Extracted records

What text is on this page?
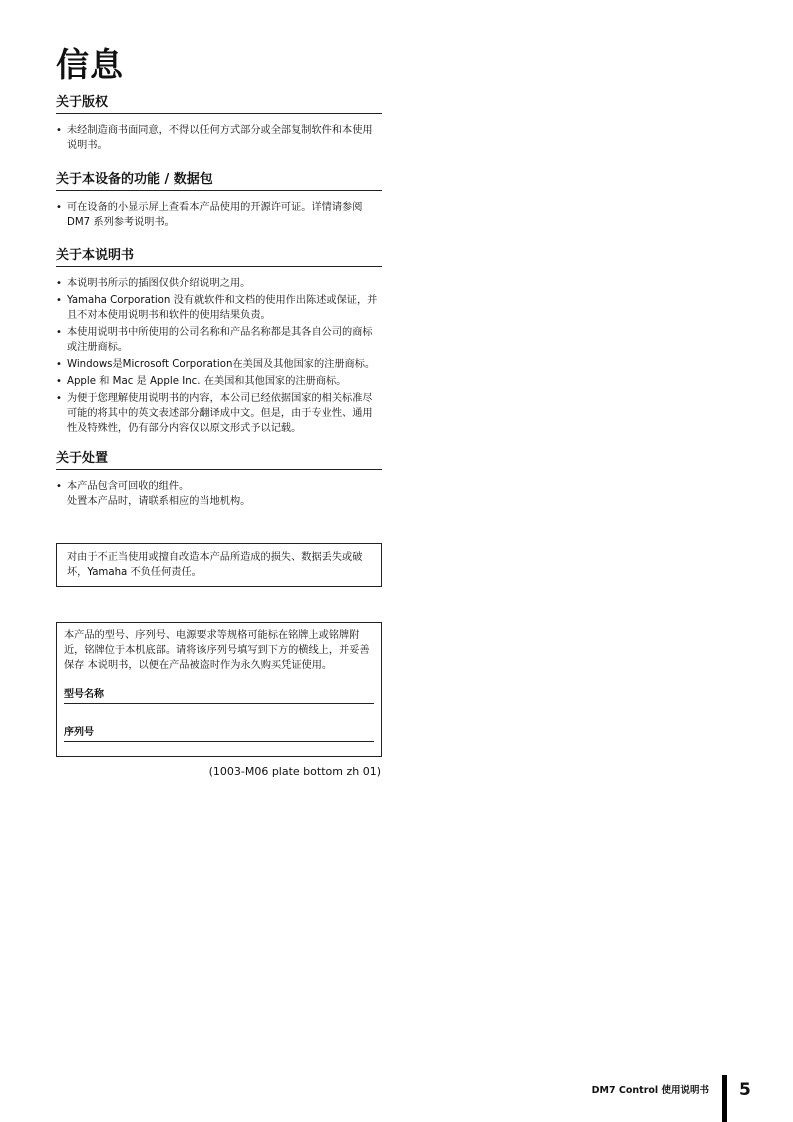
信息
关于版权
• 未经制造商书面同意，不得以任何方式部分或全部复制软件和本使用说明书。
关于本设备的功能 / 数据包
• 可在设备的小显示屏上查看本产品使用的开源许可证。详情请参阅 DM7 系列参考说明书。
关于本说明书
• 本说明书所示的插图仅供介绍说明之用。
• Yamaha Corporation 没有就软件和文档的使用作出陈述或保证，并且不对本使用说明书和软件的使用结果负责。
• 本使用说明书中所使用的公司名称和产品名称都是其各自公司的商标或注册商标。
• Windows是Microsoft Corporation在美国及其他国家的注册商标。
• Apple 和 Mac 是 Apple Inc. 在美国和其他国家的注册商标。
• 为便于您理解使用说明书的内容，本公司已经依据国家的相关标准尽可能的将其中的英文表述部分翻译成中文。但是，由于专业性、通用性及特殊性，仍有部分内容仅以原文形式予以记载。
关于处置
• 本产品包含可回收的组件。
处置本产品时，请联系相应的当地机构。
对由于不正当使用或擅自改造本产品所造成的损失、数据丢失或破坏，Yamaha 不负任何责任。

本产品的型号、序列号、电源要求等规格可能标在铭牌上或铭牌附近，铭牌位于本机底部。请将该序列号填写到下方的横线上，并妥善保存 本说明书，以便在产品被盗时作为永久购买凭证使用。

型号名称
序列号
(1003-M06 plate bottom zh 01)
DM7 Control 使用说明书 5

● **Given instruction**
Copy the listing word for word, excluding its pictures.

● **Correct result**
What text is on this page?
信息
关于版权
• 未经制造商书面同意，不得以任何方式部分或全部复制软件和本使用说明书。
关于本设备的功能 / 数据包
• 可在设备的小显示屏上查看本产品使用的开源许可证。详情请参阅 DM7 系列参考说明书。
关于本说明书
• 本说明书所示的插图仅供介绍说明之用。
• Yamaha Corporation 没有就软件和文档的使用作出陈述或保证，并且不对本使用说明书和软件的使用结果负责。
• 本使用说明书中所使用的公司名称和产品名称都是其各自公司的商标或注册商标。
• Windows是Microsoft Corporation在美国及其他国家的注册商标。
• Apple 和 Mac 是 Apple Inc. 在美国和其他国家的注册商标。
• 为便于您理解使用说明书的内容，本公司已经依据国家的相关标准尽可能的将其中的英文表述部分翻译成中文。但是，由于专业性、通用性及特殊性，仍有部分内容仅以原文形式予以记载。
关于处置
• 本产品包含可回收的组件。
处置本产品时，请联系相应的当地机构。
对由于不正当使用或擅自改造本产品所造成的损失、数据丢失或破坏，Yamaha 不负任何责任。

本产品的型号、序列号、电源要求等规格可能标在铭牌上或铭牌附近，铭牌位于本机底部。请将该序列号填写到下方的横线上，并妥善保存 本说明书，以便在产品被盗时作为永久购买凭证使用。

型号名称
序列号
(1003-M06 plate bottom zh 01)
DM7 Control 使用说明书 5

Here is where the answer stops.